■ Records for the task ■
++++++

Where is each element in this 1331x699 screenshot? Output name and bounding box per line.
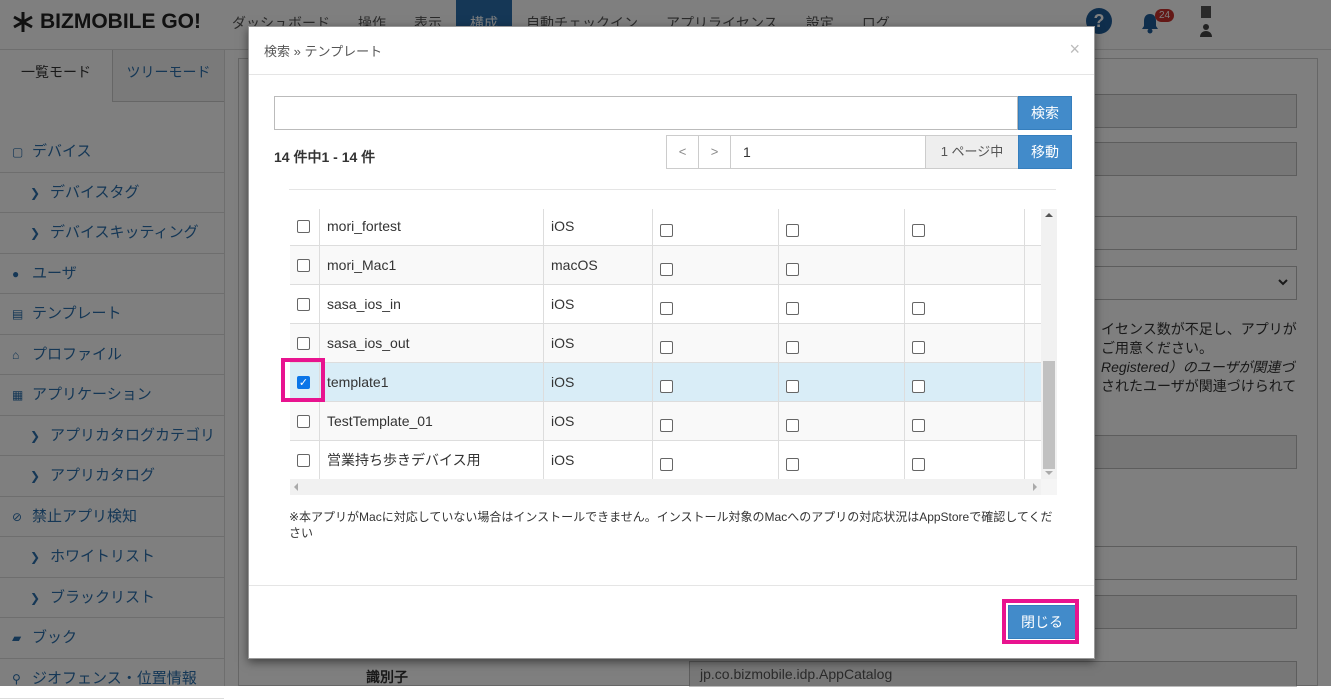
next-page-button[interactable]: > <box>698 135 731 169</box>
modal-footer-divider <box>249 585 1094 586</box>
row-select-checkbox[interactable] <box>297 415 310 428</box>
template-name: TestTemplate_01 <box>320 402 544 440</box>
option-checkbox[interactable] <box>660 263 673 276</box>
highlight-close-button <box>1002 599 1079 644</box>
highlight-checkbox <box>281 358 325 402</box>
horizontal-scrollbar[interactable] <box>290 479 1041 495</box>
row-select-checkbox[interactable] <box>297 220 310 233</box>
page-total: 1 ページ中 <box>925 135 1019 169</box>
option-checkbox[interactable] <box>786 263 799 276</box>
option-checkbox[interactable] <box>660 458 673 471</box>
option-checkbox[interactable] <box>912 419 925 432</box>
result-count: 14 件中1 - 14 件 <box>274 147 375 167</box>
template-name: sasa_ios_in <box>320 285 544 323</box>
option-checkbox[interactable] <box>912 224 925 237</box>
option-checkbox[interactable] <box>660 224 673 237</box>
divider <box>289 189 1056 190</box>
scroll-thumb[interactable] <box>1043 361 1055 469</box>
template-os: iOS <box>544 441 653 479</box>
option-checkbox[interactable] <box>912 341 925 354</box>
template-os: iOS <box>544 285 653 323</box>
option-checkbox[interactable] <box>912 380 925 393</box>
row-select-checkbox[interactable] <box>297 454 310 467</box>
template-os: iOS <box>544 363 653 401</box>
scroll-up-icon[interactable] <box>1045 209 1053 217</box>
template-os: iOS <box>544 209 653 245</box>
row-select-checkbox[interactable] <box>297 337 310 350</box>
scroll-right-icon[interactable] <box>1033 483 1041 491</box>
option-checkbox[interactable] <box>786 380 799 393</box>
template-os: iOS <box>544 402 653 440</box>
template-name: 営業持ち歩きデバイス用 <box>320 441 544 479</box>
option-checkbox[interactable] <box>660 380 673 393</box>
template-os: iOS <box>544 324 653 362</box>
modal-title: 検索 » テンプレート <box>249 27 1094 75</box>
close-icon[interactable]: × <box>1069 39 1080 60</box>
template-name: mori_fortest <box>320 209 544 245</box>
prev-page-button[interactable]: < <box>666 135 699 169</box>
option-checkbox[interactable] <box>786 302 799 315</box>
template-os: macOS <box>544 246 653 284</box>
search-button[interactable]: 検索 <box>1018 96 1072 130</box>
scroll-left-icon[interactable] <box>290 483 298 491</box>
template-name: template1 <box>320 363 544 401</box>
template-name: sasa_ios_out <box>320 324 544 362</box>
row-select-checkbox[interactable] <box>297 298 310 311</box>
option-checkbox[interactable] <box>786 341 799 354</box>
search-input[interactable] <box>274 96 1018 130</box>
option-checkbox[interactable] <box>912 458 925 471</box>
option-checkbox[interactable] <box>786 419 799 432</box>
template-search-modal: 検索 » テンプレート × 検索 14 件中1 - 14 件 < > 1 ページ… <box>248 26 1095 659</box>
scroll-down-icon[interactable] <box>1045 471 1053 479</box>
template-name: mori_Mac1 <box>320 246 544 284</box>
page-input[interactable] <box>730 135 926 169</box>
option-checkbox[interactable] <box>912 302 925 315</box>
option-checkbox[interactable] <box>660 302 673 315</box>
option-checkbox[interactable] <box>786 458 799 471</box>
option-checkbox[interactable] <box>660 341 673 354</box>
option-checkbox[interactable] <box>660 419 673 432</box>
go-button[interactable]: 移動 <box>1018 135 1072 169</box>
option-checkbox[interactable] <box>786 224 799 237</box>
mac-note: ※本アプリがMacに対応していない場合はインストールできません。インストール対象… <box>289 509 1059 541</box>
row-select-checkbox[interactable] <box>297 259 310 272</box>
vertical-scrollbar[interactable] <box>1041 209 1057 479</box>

++++++

Could you repeat the records above with every "option-checkbox" switched to "toggle-checkbox", changing nothing else and leaving out the pictures?

Where is each element in this 1331x699 screenshot? Output name and bounding box per line.
next-page-button[interactable]: > <box>698 135 731 169</box>
modal-footer-divider <box>249 585 1094 586</box>
row-select-checkbox[interactable] <box>297 415 310 428</box>
template-name: TestTemplate_01 <box>320 402 544 440</box>
toggle-checkbox[interactable] <box>660 263 673 276</box>
highlight-close-button <box>1002 599 1079 644</box>
highlight-checkbox <box>281 358 325 402</box>
horizontal-scrollbar[interactable] <box>290 479 1041 495</box>
row-select-checkbox[interactable] <box>297 220 310 233</box>
page-total: 1 ページ中 <box>925 135 1019 169</box>
toggle-checkbox[interactable] <box>786 263 799 276</box>
toggle-checkbox[interactable] <box>660 458 673 471</box>
toggle-checkbox[interactable] <box>912 419 925 432</box>
result-count: 14 件中1 - 14 件 <box>274 147 375 167</box>
template-name: sasa_ios_in <box>320 285 544 323</box>
toggle-checkbox[interactable] <box>912 224 925 237</box>
toggle-checkbox[interactable] <box>660 224 673 237</box>
divider <box>289 189 1056 190</box>
scroll-thumb[interactable] <box>1043 361 1055 469</box>
template-os: iOS <box>544 441 653 479</box>
toggle-checkbox[interactable] <box>912 341 925 354</box>
template-os: iOS <box>544 285 653 323</box>
toggle-checkbox[interactable] <box>912 380 925 393</box>
row-select-checkbox[interactable] <box>297 454 310 467</box>
template-os: iOS <box>544 363 653 401</box>
scroll-up-icon[interactable] <box>1045 209 1053 217</box>
template-os: iOS <box>544 209 653 245</box>
row-select-checkbox[interactable] <box>297 337 310 350</box>
scroll-right-icon[interactable] <box>1033 483 1041 491</box>
toggle-checkbox[interactable] <box>786 380 799 393</box>
template-os: iOS <box>544 402 653 440</box>
template-name: 営業持ち歩きデバイス用 <box>320 441 544 479</box>
toggle-checkbox[interactable] <box>660 380 673 393</box>
template-os: iOS <box>544 324 653 362</box>
modal-title: 検索 » テンプレート <box>249 27 1094 75</box>
close-icon[interactable]: × <box>1069 39 1080 60</box>
template-name: mori_fortest <box>320 209 544 245</box>
prev-page-button[interactable]: < <box>666 135 699 169</box>
toggle-checkbox[interactable] <box>786 302 799 315</box>
template-os: macOS <box>544 246 653 284</box>
search-button[interactable]: 検索 <box>1018 96 1072 130</box>
scroll-left-icon[interactable] <box>290 483 298 491</box>
template-name: template1 <box>320 363 544 401</box>
template-name: sasa_ios_out <box>320 324 544 362</box>
row-select-checkbox[interactable] <box>297 298 310 311</box>
toggle-checkbox[interactable] <box>786 341 799 354</box>
search-input[interactable] <box>274 96 1018 130</box>
toggle-checkbox[interactable] <box>912 458 925 471</box>
toggle-checkbox[interactable] <box>786 419 799 432</box>
template-search-modal: 検索 » テンプレート × 検索 14 件中1 - 14 件 < > 1 ページ… <box>248 26 1095 659</box>
scroll-down-icon[interactable] <box>1045 471 1053 479</box>
template-name: mori_Mac1 <box>320 246 544 284</box>
page-input[interactable] <box>730 135 926 169</box>
toggle-checkbox[interactable] <box>912 302 925 315</box>
toggle-checkbox[interactable] <box>660 302 673 315</box>
toggle-checkbox[interactable] <box>786 458 799 471</box>
toggle-checkbox[interactable] <box>660 341 673 354</box>
toggle-checkbox[interactable] <box>660 419 673 432</box>
go-button[interactable]: 移動 <box>1018 135 1072 169</box>
toggle-checkbox[interactable] <box>786 224 799 237</box>
mac-note: ※本アプリがMacに対応していない場合はインストールできません。インストール対象… <box>289 509 1059 541</box>
row-select-checkbox[interactable] <box>297 259 310 272</box>
vertical-scrollbar[interactable] <box>1041 209 1057 479</box>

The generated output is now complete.